--- The task ---
This exercise asks for an exact transcription of every entry.

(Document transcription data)
◆ ◆ ◆ ◆ ◆

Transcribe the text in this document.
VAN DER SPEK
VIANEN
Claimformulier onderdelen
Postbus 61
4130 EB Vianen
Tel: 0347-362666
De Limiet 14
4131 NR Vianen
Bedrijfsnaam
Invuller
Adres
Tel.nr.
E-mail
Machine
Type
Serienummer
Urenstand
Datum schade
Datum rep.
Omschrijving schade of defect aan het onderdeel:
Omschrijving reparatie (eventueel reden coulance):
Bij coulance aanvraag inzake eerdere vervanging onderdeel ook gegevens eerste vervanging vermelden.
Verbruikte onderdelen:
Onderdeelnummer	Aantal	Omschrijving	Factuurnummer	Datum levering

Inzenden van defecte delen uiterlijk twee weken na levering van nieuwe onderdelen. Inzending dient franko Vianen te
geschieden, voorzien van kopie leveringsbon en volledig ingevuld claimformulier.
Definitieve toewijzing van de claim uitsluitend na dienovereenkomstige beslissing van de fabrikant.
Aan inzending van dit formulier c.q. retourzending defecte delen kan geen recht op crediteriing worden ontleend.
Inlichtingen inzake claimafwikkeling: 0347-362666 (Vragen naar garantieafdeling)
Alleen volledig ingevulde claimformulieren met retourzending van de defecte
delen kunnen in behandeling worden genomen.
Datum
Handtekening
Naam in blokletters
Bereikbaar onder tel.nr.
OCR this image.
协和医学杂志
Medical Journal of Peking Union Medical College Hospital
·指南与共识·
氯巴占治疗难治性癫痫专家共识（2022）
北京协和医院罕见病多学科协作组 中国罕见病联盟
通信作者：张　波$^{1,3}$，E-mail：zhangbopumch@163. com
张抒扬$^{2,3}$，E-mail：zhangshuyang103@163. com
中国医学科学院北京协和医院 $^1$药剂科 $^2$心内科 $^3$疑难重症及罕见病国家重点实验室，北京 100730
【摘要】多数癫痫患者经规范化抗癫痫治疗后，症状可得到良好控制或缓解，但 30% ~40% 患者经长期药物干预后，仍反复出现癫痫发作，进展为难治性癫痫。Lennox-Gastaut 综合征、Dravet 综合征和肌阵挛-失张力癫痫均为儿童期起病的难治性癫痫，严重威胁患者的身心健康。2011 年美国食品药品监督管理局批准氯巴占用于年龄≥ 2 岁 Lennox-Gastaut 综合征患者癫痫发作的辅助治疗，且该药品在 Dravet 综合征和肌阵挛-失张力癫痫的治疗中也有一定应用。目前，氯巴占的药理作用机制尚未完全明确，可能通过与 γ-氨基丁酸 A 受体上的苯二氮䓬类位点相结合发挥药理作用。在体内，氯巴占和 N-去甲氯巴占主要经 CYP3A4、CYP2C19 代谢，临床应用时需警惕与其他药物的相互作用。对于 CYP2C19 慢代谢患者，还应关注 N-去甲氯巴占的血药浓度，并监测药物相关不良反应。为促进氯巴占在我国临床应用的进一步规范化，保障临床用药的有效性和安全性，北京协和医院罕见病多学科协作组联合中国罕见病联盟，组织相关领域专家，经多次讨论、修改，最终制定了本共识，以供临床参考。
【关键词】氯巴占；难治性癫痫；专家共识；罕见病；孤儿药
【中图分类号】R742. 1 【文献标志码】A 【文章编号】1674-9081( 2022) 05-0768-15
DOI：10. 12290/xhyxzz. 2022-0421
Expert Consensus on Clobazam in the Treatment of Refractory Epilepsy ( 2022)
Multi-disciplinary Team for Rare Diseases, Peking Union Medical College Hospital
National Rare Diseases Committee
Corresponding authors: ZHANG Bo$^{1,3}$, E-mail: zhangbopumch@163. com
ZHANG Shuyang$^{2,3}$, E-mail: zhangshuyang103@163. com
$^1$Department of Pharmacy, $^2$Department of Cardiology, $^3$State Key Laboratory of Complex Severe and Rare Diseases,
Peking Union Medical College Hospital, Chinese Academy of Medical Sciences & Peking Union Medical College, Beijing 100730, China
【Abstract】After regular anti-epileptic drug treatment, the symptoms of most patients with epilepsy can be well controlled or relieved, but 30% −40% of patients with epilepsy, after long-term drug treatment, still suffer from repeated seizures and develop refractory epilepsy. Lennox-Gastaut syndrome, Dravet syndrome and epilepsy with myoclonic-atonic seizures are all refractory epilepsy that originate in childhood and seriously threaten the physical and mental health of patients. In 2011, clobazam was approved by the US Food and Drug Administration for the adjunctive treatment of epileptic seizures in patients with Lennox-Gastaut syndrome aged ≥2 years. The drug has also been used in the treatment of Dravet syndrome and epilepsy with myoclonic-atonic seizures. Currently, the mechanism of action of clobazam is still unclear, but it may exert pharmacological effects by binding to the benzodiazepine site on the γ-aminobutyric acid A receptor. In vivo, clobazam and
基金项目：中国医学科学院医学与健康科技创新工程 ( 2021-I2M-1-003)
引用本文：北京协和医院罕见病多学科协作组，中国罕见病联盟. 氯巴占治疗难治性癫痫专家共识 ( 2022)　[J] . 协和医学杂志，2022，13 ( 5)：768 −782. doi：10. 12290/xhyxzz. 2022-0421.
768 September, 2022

◆ ◆ ◆ ◆ ◆

--- Response to this exercise ---
Transcribe the text in this document.
VAN DER SPEK
VIANEN
Claimformulier onderdelen
Postbus 61
4130 EB Vianen
Tel: 0347-362666
De Limiet 14
4131 NR Vianen
Bedrijfsnaam
Invuller
Adres
Tel.nr.
E-mail
Machine
Type
Serienummer
Urenstand
Datum schade
Datum rep.
Omschrijving schade of defect aan het onderdeel:
Omschrijving reparatie (eventueel reden coulance):
Bij coulance aanvraag inzake eerdere vervanging onderdeel ook gegevens eerste vervanging vermelden.
Verbruikte onderdelen:
Onderdeelnummer	Aantal	Omschrijving	Factuurnummer	Datum levering

Inzenden van defecte delen uiterlijk twee weken na levering van nieuwe onderdelen. Inzending dient franko Vianen te
geschieden, voorzien van kopie leveringsbon en volledig ingevuld claimformulier.
Definitieve toewijzing van de claim uitsluitend na dienovereenkomstige beslissing van de fabrikant.
Aan inzending van dit formulier c.q. retourzending defecte delen kan geen recht op crediteriing worden ontleend.
Inlichtingen inzake claimafwikkeling: 0347-362666 (Vragen naar garantieafdeling)
Alleen volledig ingevulde claimformulieren met retourzending van de defecte
delen kunnen in behandeling worden genomen.
Datum
Handtekening
Naam in blokletters
Bereikbaar onder tel.nr.
OCR this image.
协和医学杂志
Medical Journal of Peking Union Medical College Hospital
·指南与共识·
氯巴占治疗难治性癫痫专家共识（2022）
北京协和医院罕见病多学科协作组 中国罕见病联盟
通信作者：张　波$^{1,3}$，E-mail：zhangbopumch@163. com
张抒扬$^{2,3}$，E-mail：zhangshuyang103@163. com
中国医学科学院北京协和医院 $^1$药剂科 $^2$心内科 $^3$疑难重症及罕见病国家重点实验室，北京 100730
【摘要】多数癫痫患者经规范化抗癫痫治疗后，症状可得到良好控制或缓解，但 30% ~40% 患者经长期药物干预后，仍反复出现癫痫发作，进展为难治性癫痫。Lennox-Gastaut 综合征、Dravet 综合征和肌阵挛-失张力癫痫均为儿童期起病的难治性癫痫，严重威胁患者的身心健康。2011 年美国食品药品监督管理局批准氯巴占用于年龄≥ 2 岁 Lennox-Gastaut 综合征患者癫痫发作的辅助治疗，且该药品在 Dravet 综合征和肌阵挛-失张力癫痫的治疗中也有一定应用。目前，氯巴占的药理作用机制尚未完全明确，可能通过与 γ-氨基丁酸 A 受体上的苯二氮䓬类位点相结合发挥药理作用。在体内，氯巴占和 N-去甲氯巴占主要经 CYP3A4、CYP2C19 代谢，临床应用时需警惕与其他药物的相互作用。对于 CYP2C19 慢代谢患者，还应关注 N-去甲氯巴占的血药浓度，并监测药物相关不良反应。为促进氯巴占在我国临床应用的进一步规范化，保障临床用药的有效性和安全性，北京协和医院罕见病多学科协作组联合中国罕见病联盟，组织相关领域专家，经多次讨论、修改，最终制定了本共识，以供临床参考。
【关键词】氯巴占；难治性癫痫；专家共识；罕见病；孤儿药
【中图分类号】R742. 1 【文献标志码】A 【文章编号】1674-9081( 2022) 05-0768-15
DOI：10. 12290/xhyxzz. 2022-0421
Expert Consensus on Clobazam in the Treatment of Refractory Epilepsy ( 2022)
Multi-disciplinary Team for Rare Diseases, Peking Union Medical College Hospital
National Rare Diseases Committee
Corresponding authors: ZHANG Bo$^{1,3}$, E-mail: zhangbopumch@163. com
ZHANG Shuyang$^{2,3}$, E-mail: zhangshuyang103@163. com
$^1$Department of Pharmacy, $^2$Department of Cardiology, $^3$State Key Laboratory of Complex Severe and Rare Diseases,
Peking Union Medical College Hospital, Chinese Academy of Medical Sciences & Peking Union Medical College, Beijing 100730, China
【Abstract】After regular anti-epileptic drug treatment, the symptoms of most patients with epilepsy can be well controlled or relieved, but 30% −40% of patients with epilepsy, after long-term drug treatment, still suffer from repeated seizures and develop refractory epilepsy. Lennox-Gastaut syndrome, Dravet syndrome and epilepsy with myoclonic-atonic seizures are all refractory epilepsy that originate in childhood and seriously threaten the physical and mental health of patients. In 2011, clobazam was approved by the US Food and Drug Administration for the adjunctive treatment of epileptic seizures in patients with Lennox-Gastaut syndrome aged ≥2 years. The drug has also been used in the treatment of Dravet syndrome and epilepsy with myoclonic-atonic seizures. Currently, the mechanism of action of clobazam is still unclear, but it may exert pharmacological effects by binding to the benzodiazepine site on the γ-aminobutyric acid A receptor. In vivo, clobazam and
基金项目：中国医学科学院医学与健康科技创新工程 ( 2021-I2M-1-003)
引用本文：北京协和医院罕见病多学科协作组，中国罕见病联盟. 氯巴占治疗难治性癫痫专家共识 ( 2022)　[J] . 协和医学杂志，2022，13 ( 5)：768 −782. doi：10. 12290/xhyxzz. 2022-0421.
768 September, 2022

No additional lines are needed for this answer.